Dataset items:
====

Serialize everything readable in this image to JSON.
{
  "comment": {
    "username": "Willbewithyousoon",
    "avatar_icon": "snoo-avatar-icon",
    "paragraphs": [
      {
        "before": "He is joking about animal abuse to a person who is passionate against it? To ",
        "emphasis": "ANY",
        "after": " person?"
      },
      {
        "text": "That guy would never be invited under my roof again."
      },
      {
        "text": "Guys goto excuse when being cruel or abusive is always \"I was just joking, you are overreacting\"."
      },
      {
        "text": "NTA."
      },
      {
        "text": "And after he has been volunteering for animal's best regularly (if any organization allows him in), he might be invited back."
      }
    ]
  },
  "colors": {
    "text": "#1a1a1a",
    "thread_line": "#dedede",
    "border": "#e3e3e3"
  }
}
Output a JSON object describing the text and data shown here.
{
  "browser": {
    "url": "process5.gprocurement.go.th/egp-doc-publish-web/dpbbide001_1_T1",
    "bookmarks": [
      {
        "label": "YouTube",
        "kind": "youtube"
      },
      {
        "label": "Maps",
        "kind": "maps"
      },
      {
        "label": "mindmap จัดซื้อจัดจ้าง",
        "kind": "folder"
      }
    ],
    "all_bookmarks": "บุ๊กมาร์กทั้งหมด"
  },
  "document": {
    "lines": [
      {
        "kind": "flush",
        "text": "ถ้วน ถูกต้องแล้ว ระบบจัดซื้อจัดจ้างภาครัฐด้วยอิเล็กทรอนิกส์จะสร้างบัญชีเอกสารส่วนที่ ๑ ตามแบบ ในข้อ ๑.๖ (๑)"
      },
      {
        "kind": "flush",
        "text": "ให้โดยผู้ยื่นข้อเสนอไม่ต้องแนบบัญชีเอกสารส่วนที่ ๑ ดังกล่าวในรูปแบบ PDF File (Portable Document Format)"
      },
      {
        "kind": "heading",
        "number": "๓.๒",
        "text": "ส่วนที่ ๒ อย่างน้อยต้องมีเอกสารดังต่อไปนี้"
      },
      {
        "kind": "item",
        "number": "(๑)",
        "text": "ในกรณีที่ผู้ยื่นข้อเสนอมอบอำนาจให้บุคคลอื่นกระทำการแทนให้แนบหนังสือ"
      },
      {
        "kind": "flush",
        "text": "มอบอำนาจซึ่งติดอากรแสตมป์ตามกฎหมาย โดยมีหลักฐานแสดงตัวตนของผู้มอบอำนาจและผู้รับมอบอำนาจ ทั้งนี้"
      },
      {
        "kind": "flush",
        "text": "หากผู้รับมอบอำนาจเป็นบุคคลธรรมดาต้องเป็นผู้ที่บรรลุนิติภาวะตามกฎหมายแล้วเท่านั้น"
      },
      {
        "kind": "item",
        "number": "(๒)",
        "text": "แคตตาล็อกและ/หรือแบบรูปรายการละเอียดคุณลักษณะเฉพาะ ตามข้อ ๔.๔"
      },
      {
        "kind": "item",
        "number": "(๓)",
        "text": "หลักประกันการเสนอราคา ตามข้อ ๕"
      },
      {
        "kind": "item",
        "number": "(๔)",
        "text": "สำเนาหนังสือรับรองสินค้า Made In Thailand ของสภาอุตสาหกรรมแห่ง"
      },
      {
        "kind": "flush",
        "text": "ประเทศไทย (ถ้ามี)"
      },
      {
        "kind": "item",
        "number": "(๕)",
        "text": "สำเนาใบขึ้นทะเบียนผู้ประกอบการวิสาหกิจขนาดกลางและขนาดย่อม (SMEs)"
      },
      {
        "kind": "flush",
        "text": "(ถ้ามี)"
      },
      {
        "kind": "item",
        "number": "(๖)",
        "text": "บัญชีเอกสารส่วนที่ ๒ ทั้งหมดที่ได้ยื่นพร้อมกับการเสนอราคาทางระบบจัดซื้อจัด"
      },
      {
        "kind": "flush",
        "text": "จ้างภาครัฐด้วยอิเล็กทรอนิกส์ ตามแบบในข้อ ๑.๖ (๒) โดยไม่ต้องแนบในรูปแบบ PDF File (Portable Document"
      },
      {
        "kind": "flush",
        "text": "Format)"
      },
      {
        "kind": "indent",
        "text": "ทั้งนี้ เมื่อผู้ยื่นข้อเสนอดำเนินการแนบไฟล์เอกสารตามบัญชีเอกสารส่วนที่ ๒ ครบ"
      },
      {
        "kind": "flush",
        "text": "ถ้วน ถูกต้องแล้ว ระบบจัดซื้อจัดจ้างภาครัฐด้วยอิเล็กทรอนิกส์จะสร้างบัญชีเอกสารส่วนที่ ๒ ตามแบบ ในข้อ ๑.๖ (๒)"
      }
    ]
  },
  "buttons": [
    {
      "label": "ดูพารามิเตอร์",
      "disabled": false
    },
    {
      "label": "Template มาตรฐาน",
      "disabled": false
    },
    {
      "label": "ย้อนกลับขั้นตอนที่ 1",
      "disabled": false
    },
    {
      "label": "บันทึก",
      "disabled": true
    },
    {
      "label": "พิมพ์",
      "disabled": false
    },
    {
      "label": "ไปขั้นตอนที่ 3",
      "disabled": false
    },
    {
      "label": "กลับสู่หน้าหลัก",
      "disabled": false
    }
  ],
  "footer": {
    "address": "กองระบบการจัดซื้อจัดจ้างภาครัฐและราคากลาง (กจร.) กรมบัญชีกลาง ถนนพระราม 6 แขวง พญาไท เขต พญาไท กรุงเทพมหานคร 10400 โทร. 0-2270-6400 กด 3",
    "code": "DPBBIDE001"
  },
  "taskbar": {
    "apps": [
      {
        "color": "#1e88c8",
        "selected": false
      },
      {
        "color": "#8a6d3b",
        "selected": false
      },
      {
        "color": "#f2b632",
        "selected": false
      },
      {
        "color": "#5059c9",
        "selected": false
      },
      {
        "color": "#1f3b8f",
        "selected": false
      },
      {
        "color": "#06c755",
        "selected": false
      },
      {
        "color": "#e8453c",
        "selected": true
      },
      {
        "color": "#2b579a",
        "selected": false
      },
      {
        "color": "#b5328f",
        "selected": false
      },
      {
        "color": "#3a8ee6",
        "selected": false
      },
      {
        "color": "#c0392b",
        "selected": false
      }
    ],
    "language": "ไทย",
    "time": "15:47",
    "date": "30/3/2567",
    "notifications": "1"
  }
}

====

Each line above must be printed exactly as it appears.

Serialize everything readable in this image to JSON.
{
  "comment": {
    "username": "Willbewithyousoon",
    "avatar_icon": "snoo-avatar-icon",
    "paragraphs": [
      {
        "before": "He is joking about animal abuse to a person who is passionate against it? To ",
        "emphasis": "ANY",
        "after": " person?"
      },
      {
        "text": "That guy would never be invited under my roof again."
      },
      {
        "text": "Guys goto excuse when being cruel or abusive is always \"I was just joking, you are overreacting\"."
      },
      {
        "text": "NTA."
      },
      {
        "text": "And after he has been volunteering for animal's best regularly (if any organization allows him in), he might be invited back."
      }
    ]
  },
  "colors": {
    "text": "#1a1a1a",
    "thread_line": "#dedede",
    "border": "#e3e3e3"
  }
}
Output a JSON object describing the text and data shown here.
{
  "browser": {
    "url": "process5.gprocurement.go.th/egp-doc-publish-web/dpbbide001_1_T1",
    "bookmarks": [
      {
        "label": "YouTube",
        "kind": "youtube"
      },
      {
        "label": "Maps",
        "kind": "maps"
      },
      {
        "label": "mindmap จัดซื้อจัดจ้าง",
        "kind": "folder"
      }
    ],
    "all_bookmarks": "บุ๊กมาร์กทั้งหมด"
  },
  "document": {
    "lines": [
      {
        "kind": "flush",
        "text": "ถ้วน ถูกต้องแล้ว ระบบจัดซื้อจัดจ้างภาครัฐด้วยอิเล็กทรอนิกส์จะสร้างบัญชีเอกสารส่วนที่ ๑ ตามแบบ ในข้อ ๑.๖ (๑)"
      },
      {
        "kind": "flush",
        "text": "ให้โดยผู้ยื่นข้อเสนอไม่ต้องแนบบัญชีเอกสารส่วนที่ ๑ ดังกล่าวในรูปแบบ PDF File (Portable Document Format)"
      },
      {
        "kind": "heading",
        "number": "๓.๒",
        "text": "ส่วนที่ ๒ อย่างน้อยต้องมีเอกสารดังต่อไปนี้"
      },
      {
        "kind": "item",
        "number": "(๑)",
        "text": "ในกรณีที่ผู้ยื่นข้อเสนอมอบอำนาจให้บุคคลอื่นกระทำการแทนให้แนบหนังสือ"
      },
      {
        "kind": "flush",
        "text": "มอบอำนาจซึ่งติดอากรแสตมป์ตามกฎหมาย โดยมีหลักฐานแสดงตัวตนของผู้มอบอำนาจและผู้รับมอบอำนาจ ทั้งนี้"
      },
      {
        "kind": "flush",
        "text": "หากผู้รับมอบอำนาจเป็นบุคคลธรรมดาต้องเป็นผู้ที่บรรลุนิติภาวะตามกฎหมายแล้วเท่านั้น"
      },
      {
        "kind": "item",
        "number": "(๒)",
        "text": "แคตตาล็อกและ/หรือแบบรูปรายการละเอียดคุณลักษณะเฉพาะ ตามข้อ ๔.๔"
      },
      {
        "kind": "item",
        "number": "(๓)",
        "text": "หลักประกันการเสนอราคา ตามข้อ ๕"
      },
      {
        "kind": "item",
        "number": "(๔)",
        "text": "สำเนาหนังสือรับรองสินค้า Made In Thailand ของสภาอุตสาหกรรมแห่ง"
      },
      {
        "kind": "flush",
        "text": "ประเทศไทย (ถ้ามี)"
      },
      {
        "kind": "item",
        "number": "(๕)",
        "text": "สำเนาใบขึ้นทะเบียนผู้ประกอบการวิสาหกิจขนาดกลางและขนาดย่อม (SMEs)"
      },
      {
        "kind": "flush",
        "text": "(ถ้ามี)"
      },
      {
        "kind": "item",
        "number": "(๖)",
        "text": "บัญชีเอกสารส่วนที่ ๒ ทั้งหมดที่ได้ยื่นพร้อมกับการเสนอราคาทางระบบจัดซื้อจัด"
      },
      {
        "kind": "flush",
        "text": "จ้างภาครัฐด้วยอิเล็กทรอนิกส์ ตามแบบในข้อ ๑.๖ (๒) โดยไม่ต้องแนบในรูปแบบ PDF File (Portable Document"
      },
      {
        "kind": "flush",
        "text": "Format)"
      },
      {
        "kind": "indent",
        "text": "ทั้งนี้ เมื่อผู้ยื่นข้อเสนอดำเนินการแนบไฟล์เอกสารตามบัญชีเอกสารส่วนที่ ๒ ครบ"
      },
      {
        "kind": "flush",
        "text": "ถ้วน ถูกต้องแล้ว ระบบจัดซื้อจัดจ้างภาครัฐด้วยอิเล็กทรอนิกส์จะสร้างบัญชีเอกสารส่วนที่ ๒ ตามแบบ ในข้อ ๑.๖ (๒)"
      }
    ]
  },
  "buttons": [
    {
      "label": "ดูพารามิเตอร์",
      "disabled": false
    },
    {
      "label": "Template มาตรฐาน",
      "disabled": false
    },
    {
      "label": "ย้อนกลับขั้นตอนที่ 1",
      "disabled": false
    },
    {
      "label": "บันทึก",
      "disabled": true
    },
    {
      "label": "พิมพ์",
      "disabled": false
    },
    {
      "label": "ไปขั้นตอนที่ 3",
      "disabled": false
    },
    {
      "label": "กลับสู่หน้าหลัก",
      "disabled": false
    }
  ],
  "footer": {
    "address": "กองระบบการจัดซื้อจัดจ้างภาครัฐและราคากลาง (กจร.) กรมบัญชีกลาง ถนนพระราม 6 แขวง พญาไท เขต พญาไท กรุงเทพมหานคร 10400 โทร. 0-2270-6400 กด 3",
    "code": "DPBBIDE001"
  },
  "taskbar": {
    "apps": [
      {
        "color": "#1e88c8",
        "selected": false
      },
      {
        "color": "#8a6d3b",
        "selected": false
      },
      {
        "color": "#f2b632",
        "selected": false
      },
      {
        "color": "#5059c9",
        "selected": false
      },
      {
        "color": "#1f3b8f",
        "selected": false
      },
      {
        "color": "#06c755",
        "selected": false
      },
      {
        "color": "#e8453c",
        "selected": true
      },
      {
        "color": "#2b579a",
        "selected": false
      },
      {
        "color": "#b5328f",
        "selected": false
      },
      {
        "color": "#3a8ee6",
        "selected": false
      },
      {
        "color": "#c0392b",
        "selected": false
      }
    ],
    "language": "ไทย",
    "time": "15:47",
    "date": "30/3/2567",
    "notifications": "1"
  }
}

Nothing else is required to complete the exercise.